(Data entries)

===============

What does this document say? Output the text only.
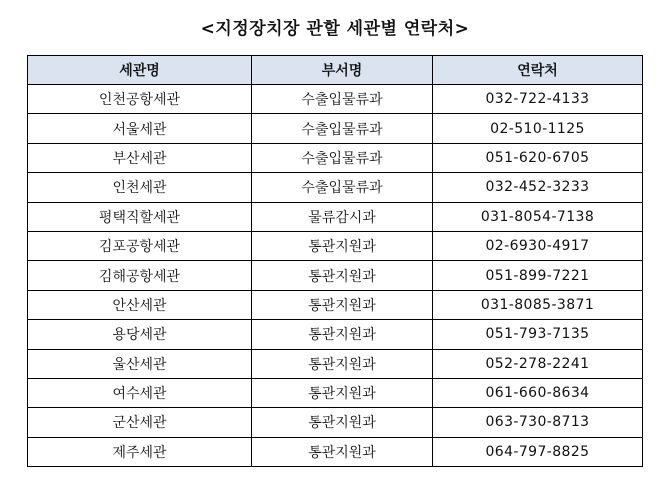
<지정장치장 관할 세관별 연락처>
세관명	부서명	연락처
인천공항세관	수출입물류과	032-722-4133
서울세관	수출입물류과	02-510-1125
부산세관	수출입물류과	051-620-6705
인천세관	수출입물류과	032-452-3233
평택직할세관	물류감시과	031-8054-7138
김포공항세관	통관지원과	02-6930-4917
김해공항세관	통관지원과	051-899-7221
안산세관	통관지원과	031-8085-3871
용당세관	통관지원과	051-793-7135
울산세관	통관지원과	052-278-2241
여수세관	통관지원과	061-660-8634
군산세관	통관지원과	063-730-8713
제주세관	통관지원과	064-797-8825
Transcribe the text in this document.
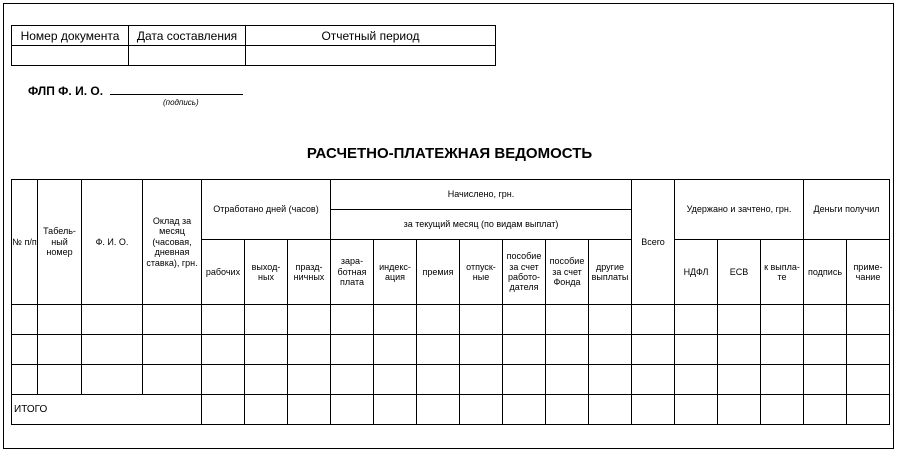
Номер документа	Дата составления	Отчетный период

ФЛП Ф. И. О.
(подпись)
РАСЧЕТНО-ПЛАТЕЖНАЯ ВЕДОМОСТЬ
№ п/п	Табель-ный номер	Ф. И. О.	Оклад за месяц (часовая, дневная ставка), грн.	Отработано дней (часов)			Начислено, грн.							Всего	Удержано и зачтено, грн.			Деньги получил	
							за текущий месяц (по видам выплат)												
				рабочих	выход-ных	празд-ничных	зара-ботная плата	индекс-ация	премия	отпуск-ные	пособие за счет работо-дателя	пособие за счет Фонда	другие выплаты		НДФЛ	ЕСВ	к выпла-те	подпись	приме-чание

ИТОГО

===============

The request –
Repeat the records above exactly, leaving out the pictures.

Answer to the problem –
What does this document say? Output the text only.
<지정장치장 관할 세관별 연락처>
세관명	부서명	연락처
인천공항세관	수출입물류과	032-722-4133
서울세관	수출입물류과	02-510-1125
부산세관	수출입물류과	051-620-6705
인천세관	수출입물류과	032-452-3233
평택직할세관	물류감시과	031-8054-7138
김포공항세관	통관지원과	02-6930-4917
김해공항세관	통관지원과	051-899-7221
안산세관	통관지원과	031-8085-3871
용당세관	통관지원과	051-793-7135
울산세관	통관지원과	052-278-2241
여수세관	통관지원과	061-660-8634
군산세관	통관지원과	063-730-8713
제주세관	통관지원과	064-797-8825
Transcribe the text in this document.
Номер документа	Дата составления	Отчетный период

ФЛП Ф. И. О.
(подпись)
РАСЧЕТНО-ПЛАТЕЖНАЯ ВЕДОМОСТЬ
№ п/п	Табель-ный номер	Ф. И. О.	Оклад за месяц (часовая, дневная ставка), грн.	Отработано дней (часов)			Начислено, грн.							Всего	Удержано и зачтено, грн.			Деньги получил	
							за текущий месяц (по видам выплат)												
				рабочих	выход-ных	празд-ничных	зара-ботная плата	индекс-ация	премия	отпуск-ные	пособие за счет работо-дателя	пособие за счет Фонда	другие выплаты		НДФЛ	ЕСВ	к выпла-те	подпись	приме-чание

ИТОГО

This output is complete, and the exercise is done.